Saved data entries
========================================
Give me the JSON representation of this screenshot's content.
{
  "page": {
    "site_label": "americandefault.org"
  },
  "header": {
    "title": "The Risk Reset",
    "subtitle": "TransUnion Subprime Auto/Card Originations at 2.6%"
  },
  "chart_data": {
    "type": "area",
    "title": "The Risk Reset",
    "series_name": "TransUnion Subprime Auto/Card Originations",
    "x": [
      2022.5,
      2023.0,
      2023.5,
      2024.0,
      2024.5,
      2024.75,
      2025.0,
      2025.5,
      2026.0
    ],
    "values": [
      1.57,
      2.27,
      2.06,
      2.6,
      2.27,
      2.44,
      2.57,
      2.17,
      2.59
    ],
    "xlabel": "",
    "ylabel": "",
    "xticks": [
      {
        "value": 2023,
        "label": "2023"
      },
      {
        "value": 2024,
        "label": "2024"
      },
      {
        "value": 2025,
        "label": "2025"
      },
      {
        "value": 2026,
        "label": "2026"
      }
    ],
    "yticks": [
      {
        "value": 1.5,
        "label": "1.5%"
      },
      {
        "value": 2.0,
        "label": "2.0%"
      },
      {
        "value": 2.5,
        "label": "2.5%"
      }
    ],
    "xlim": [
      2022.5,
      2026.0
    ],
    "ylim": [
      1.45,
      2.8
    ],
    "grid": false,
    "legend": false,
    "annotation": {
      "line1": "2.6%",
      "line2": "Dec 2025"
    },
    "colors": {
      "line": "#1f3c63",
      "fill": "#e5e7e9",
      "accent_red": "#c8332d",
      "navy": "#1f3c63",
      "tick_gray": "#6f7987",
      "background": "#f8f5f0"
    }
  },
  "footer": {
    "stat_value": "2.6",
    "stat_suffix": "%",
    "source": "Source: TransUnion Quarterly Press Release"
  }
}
========================================
What you need to do =>
Say how many lines of the material contain the word "Auto", with no other text.

Exercise answer =>
2